> _Given request_
Give the records back in full, exactly as they read.
— Start of Data supplied —
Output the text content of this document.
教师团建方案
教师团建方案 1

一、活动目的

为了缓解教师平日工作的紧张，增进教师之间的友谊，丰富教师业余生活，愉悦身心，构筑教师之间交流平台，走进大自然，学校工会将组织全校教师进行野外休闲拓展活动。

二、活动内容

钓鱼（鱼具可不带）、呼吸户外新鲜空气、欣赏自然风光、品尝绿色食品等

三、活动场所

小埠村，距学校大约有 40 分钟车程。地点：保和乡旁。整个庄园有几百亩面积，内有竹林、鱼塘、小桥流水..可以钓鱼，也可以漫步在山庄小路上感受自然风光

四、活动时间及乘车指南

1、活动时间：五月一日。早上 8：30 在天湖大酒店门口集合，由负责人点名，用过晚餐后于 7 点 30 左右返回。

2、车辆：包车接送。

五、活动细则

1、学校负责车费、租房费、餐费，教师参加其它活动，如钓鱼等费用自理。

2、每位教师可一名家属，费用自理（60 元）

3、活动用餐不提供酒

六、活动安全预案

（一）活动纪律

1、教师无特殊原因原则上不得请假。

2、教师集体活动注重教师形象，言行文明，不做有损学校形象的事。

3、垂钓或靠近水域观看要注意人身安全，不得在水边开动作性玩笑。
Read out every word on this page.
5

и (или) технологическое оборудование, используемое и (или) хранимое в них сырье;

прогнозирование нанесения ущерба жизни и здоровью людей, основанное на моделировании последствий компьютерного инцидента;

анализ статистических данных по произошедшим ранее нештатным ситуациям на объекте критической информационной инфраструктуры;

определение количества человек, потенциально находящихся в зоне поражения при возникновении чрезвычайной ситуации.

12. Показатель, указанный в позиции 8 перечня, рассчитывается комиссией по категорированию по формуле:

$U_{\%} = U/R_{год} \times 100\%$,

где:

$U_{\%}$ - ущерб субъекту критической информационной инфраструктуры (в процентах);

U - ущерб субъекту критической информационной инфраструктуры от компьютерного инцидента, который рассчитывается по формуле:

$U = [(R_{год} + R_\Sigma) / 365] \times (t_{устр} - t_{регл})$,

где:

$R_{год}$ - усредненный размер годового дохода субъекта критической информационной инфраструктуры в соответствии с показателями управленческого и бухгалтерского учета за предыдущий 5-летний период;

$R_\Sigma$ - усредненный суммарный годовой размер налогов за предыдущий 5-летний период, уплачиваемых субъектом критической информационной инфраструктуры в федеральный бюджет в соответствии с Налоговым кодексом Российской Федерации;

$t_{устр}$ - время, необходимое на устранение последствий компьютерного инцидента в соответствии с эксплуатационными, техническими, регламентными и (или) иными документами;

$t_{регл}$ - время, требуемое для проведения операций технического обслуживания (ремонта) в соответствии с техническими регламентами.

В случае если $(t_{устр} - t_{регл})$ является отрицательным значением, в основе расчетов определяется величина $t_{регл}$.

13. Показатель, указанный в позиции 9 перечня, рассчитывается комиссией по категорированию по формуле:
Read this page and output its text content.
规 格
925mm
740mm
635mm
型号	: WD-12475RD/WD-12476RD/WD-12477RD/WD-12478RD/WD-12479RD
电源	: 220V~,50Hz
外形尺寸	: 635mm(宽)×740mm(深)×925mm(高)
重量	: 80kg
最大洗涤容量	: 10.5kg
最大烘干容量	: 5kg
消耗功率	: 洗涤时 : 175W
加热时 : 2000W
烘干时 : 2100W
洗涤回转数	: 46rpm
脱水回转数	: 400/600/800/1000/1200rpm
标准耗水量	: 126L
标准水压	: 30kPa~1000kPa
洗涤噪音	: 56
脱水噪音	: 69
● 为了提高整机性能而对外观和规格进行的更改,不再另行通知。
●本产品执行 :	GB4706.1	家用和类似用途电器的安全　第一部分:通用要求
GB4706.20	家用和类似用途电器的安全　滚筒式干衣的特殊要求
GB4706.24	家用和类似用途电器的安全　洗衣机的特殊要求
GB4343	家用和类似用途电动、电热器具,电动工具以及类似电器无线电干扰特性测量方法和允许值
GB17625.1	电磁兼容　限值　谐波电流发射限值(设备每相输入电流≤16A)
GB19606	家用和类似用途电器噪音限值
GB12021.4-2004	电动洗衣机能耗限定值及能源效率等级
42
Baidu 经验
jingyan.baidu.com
— End of Data supplied —
> _Task solution_
Output the text content of this document.
教师团建方案
教师团建方案 1

一、活动目的

为了缓解教师平日工作的紧张，增进教师之间的友谊，丰富教师业余生活，愉悦身心，构筑教师之间交流平台，走进大自然，学校工会将组织全校教师进行野外休闲拓展活动。

二、活动内容

钓鱼（鱼具可不带）、呼吸户外新鲜空气、欣赏自然风光、品尝绿色食品等

三、活动场所

小埠村，距学校大约有 40 分钟车程。地点：保和乡旁。整个庄园有几百亩面积，内有竹林、鱼塘、小桥流水..可以钓鱼，也可以漫步在山庄小路上感受自然风光

四、活动时间及乘车指南

1、活动时间：五月一日。早上 8：30 在天湖大酒店门口集合，由负责人点名，用过晚餐后于 7 点 30 左右返回。

2、车辆：包车接送。

五、活动细则

1、学校负责车费、租房费、餐费，教师参加其它活动，如钓鱼等费用自理。

2、每位教师可一名家属，费用自理（60 元）

3、活动用餐不提供酒

六、活动安全预案

（一）活动纪律

1、教师无特殊原因原则上不得请假。

2、教师集体活动注重教师形象，言行文明，不做有损学校形象的事。

3、垂钓或靠近水域观看要注意人身安全，不得在水边开动作性玩笑。
Read out every word on this page.
5

и (или) технологическое оборудование, используемое и (или) хранимое в них сырье;

прогнозирование нанесения ущерба жизни и здоровью людей, основанное на моделировании последствий компьютерного инцидента;

анализ статистических данных по произошедшим ранее нештатным ситуациям на объекте критической информационной инфраструктуры;

определение количества человек, потенциально находящихся в зоне поражения при возникновении чрезвычайной ситуации.

12. Показатель, указанный в позиции 8 перечня, рассчитывается комиссией по категорированию по формуле:

$U_{\%} = U/R_{год} \times 100\%$,

где:

$U_{\%}$ - ущерб субъекту критической информационной инфраструктуры (в процентах);

U - ущерб субъекту критической информационной инфраструктуры от компьютерного инцидента, который рассчитывается по формуле:

$U = [(R_{год} + R_\Sigma) / 365] \times (t_{устр} - t_{регл})$,

где:

$R_{год}$ - усредненный размер годового дохода субъекта критической информационной инфраструктуры в соответствии с показателями управленческого и бухгалтерского учета за предыдущий 5-летний период;

$R_\Sigma$ - усредненный суммарный годовой размер налогов за предыдущий 5-летний период, уплачиваемых субъектом критической информационной инфраструктуры в федеральный бюджет в соответствии с Налоговым кодексом Российской Федерации;

$t_{устр}$ - время, необходимое на устранение последствий компьютерного инцидента в соответствии с эксплуатационными, техническими, регламентными и (или) иными документами;

$t_{регл}$ - время, требуемое для проведения операций технического обслуживания (ремонта) в соответствии с техническими регламентами.

В случае если $(t_{устр} - t_{регл})$ является отрицательным значением, в основе расчетов определяется величина $t_{регл}$.

13. Показатель, указанный в позиции 9 перечня, рассчитывается комиссией по категорированию по формуле:
Read this page and output its text content.
规 格
925mm
740mm
635mm
型号	: WD-12475RD/WD-12476RD/WD-12477RD/WD-12478RD/WD-12479RD
电源	: 220V~,50Hz
外形尺寸	: 635mm(宽)×740mm(深)×925mm(高)
重量	: 80kg
最大洗涤容量	: 10.5kg
最大烘干容量	: 5kg
消耗功率	: 洗涤时 : 175W
加热时 : 2000W
烘干时 : 2100W
洗涤回转数	: 46rpm
脱水回转数	: 400/600/800/1000/1200rpm
标准耗水量	: 126L
标准水压	: 30kPa~1000kPa
洗涤噪音	: 56
脱水噪音	: 69
● 为了提高整机性能而对外观和规格进行的更改,不再另行通知。
●本产品执行 :	GB4706.1	家用和类似用途电器的安全　第一部分:通用要求
GB4706.20	家用和类似用途电器的安全　滚筒式干衣的特殊要求
GB4706.24	家用和类似用途电器的安全　洗衣机的特殊要求
GB4343	家用和类似用途电动、电热器具,电动工具以及类似电器无线电干扰特性测量方法和允许值
GB17625.1	电磁兼容　限值　谐波电流发射限值(设备每相输入电流≤16A)
GB19606	家用和类似用途电器噪音限值
GB12021.4-2004	电动洗衣机能耗限定值及能源效率等级
42
Baidu 经验
jingyan.baidu.com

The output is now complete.